### [Your task]
Look for the line containing "Convert this screenshot" in the listing below. Retype that line and every subsequent line through the last one, and only those.

### [Material shown]

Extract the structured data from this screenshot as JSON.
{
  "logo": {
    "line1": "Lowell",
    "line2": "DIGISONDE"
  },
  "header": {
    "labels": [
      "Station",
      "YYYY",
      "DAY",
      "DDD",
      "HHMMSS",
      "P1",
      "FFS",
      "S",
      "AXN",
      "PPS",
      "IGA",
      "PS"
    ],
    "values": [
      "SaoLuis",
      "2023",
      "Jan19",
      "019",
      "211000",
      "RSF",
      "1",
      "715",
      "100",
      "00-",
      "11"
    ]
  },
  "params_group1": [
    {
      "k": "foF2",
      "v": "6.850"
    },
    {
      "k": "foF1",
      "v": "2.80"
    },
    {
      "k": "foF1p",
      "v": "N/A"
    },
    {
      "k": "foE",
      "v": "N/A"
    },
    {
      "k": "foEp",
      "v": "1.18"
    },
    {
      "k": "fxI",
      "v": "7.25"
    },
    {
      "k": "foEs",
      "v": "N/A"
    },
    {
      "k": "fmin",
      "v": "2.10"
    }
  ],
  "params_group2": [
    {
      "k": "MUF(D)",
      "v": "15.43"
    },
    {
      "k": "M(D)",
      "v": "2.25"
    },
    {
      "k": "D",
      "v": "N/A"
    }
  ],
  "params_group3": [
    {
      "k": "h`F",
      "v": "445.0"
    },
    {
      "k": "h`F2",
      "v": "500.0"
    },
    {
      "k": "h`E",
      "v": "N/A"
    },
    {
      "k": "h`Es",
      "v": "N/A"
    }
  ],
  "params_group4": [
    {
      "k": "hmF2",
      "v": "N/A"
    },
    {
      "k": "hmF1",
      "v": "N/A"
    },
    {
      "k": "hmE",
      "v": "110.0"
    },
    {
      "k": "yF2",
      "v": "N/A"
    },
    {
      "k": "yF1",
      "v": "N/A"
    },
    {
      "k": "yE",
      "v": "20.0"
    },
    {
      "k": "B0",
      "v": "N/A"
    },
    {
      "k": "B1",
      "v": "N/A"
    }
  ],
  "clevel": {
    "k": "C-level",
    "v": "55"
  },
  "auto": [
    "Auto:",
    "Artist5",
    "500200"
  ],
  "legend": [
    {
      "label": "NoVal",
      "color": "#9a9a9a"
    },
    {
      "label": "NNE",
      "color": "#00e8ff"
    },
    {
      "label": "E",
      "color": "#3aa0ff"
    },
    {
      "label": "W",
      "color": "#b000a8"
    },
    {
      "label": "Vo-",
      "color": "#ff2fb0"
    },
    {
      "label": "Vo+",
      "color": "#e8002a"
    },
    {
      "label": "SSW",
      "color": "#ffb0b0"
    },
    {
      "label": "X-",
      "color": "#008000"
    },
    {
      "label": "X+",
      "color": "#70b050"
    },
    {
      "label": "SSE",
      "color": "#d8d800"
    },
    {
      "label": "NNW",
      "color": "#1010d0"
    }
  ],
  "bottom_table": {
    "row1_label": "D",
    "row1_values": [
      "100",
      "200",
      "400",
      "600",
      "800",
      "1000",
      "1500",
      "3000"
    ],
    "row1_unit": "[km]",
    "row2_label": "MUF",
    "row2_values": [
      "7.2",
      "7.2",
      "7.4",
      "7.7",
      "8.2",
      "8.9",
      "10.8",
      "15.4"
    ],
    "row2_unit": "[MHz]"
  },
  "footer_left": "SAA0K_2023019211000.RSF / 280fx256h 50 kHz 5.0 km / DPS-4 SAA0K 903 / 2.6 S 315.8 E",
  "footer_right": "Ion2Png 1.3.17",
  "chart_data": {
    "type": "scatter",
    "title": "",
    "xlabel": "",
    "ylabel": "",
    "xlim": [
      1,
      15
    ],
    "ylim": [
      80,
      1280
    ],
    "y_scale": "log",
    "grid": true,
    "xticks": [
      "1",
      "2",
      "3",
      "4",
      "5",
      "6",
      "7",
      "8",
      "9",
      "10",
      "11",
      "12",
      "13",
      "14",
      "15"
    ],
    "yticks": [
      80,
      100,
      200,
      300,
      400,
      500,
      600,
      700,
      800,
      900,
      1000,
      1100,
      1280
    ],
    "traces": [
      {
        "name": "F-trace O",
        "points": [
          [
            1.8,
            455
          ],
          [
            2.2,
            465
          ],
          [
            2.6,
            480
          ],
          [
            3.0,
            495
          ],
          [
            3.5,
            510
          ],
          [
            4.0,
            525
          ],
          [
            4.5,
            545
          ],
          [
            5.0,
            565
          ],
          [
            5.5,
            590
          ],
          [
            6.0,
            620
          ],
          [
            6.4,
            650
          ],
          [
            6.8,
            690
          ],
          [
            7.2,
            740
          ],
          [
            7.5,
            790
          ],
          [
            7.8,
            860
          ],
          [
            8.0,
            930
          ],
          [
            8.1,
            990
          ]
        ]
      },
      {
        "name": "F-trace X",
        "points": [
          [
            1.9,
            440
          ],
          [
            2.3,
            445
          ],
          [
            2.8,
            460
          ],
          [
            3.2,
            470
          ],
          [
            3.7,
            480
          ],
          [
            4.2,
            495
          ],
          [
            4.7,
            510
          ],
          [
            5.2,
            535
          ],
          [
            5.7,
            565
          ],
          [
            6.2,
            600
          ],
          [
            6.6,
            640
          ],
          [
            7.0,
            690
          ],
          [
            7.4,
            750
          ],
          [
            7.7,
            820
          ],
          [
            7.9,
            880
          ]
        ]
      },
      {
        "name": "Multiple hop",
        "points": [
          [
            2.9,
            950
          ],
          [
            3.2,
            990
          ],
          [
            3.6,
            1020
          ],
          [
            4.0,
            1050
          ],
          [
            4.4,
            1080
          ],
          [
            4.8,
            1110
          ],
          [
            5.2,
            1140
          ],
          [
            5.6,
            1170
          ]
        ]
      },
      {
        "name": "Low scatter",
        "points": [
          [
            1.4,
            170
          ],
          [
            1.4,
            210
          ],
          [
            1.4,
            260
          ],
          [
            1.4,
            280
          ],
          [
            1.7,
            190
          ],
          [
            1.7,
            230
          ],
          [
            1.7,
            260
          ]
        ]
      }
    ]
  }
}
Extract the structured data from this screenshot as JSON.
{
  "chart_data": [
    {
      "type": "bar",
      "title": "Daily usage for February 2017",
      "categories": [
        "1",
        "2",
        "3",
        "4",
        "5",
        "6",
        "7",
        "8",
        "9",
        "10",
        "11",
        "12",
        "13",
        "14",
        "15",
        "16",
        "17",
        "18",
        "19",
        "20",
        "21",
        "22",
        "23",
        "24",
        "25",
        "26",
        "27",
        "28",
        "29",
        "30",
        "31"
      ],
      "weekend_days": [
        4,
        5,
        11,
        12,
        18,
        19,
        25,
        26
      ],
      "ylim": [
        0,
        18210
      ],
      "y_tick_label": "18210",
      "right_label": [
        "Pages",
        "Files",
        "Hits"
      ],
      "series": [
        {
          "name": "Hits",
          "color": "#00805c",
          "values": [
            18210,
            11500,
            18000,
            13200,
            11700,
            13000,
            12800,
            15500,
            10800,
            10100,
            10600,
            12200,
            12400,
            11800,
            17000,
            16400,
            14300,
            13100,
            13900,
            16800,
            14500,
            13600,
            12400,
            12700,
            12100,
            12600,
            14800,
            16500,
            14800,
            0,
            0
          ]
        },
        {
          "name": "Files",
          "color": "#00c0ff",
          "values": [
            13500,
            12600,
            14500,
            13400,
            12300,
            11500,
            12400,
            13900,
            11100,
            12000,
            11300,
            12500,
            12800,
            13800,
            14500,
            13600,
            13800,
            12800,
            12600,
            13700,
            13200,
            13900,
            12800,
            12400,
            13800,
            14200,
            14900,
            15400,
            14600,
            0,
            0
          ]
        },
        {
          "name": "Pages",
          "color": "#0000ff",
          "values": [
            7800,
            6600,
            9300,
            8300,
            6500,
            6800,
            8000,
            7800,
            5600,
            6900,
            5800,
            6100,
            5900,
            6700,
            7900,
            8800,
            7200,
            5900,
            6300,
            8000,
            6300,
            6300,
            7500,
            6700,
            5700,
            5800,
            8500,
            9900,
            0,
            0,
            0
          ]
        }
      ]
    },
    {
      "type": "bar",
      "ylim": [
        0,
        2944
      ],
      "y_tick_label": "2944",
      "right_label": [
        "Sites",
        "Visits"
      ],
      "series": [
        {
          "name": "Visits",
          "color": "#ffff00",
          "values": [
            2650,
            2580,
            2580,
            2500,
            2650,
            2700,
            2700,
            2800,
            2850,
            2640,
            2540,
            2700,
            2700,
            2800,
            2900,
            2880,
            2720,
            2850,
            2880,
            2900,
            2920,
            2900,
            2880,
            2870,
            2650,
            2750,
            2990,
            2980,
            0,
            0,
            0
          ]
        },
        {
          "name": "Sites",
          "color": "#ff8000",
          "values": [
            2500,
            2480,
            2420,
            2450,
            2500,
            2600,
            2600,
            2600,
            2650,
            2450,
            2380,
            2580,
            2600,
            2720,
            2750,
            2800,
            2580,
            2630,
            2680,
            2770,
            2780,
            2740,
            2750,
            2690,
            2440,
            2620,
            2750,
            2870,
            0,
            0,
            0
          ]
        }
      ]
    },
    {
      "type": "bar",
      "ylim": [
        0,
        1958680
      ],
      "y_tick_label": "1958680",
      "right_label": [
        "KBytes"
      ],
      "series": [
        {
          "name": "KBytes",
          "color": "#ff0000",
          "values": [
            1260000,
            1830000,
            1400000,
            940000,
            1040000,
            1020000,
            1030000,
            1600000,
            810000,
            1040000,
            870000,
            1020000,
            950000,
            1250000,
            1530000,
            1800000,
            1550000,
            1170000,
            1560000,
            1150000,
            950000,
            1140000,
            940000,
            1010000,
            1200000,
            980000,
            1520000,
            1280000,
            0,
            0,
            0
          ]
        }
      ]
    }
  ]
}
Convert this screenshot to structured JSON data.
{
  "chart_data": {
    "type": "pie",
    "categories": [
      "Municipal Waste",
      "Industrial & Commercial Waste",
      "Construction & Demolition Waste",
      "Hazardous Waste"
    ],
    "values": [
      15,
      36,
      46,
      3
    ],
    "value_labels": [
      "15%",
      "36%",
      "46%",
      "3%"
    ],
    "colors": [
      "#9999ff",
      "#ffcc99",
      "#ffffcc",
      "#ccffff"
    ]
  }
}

### [Expected output]
Convert this screenshot to structured JSON data.
{
  "chart_data": {
    "type": "pie",
    "categories": [
      "Municipal Waste",
      "Industrial & Commercial Waste",
      "Construction & Demolition Waste",
      "Hazardous Waste"
    ],
    "values": [
      15,
      36,
      46,
      3
    ],
    "value_labels": [
      "15%",
      "36%",
      "46%",
      "3%"
    ],
    "colors": [
      "#9999ff",
      "#ffcc99",
      "#ffffcc",
      "#ccffff"
    ]
  }
}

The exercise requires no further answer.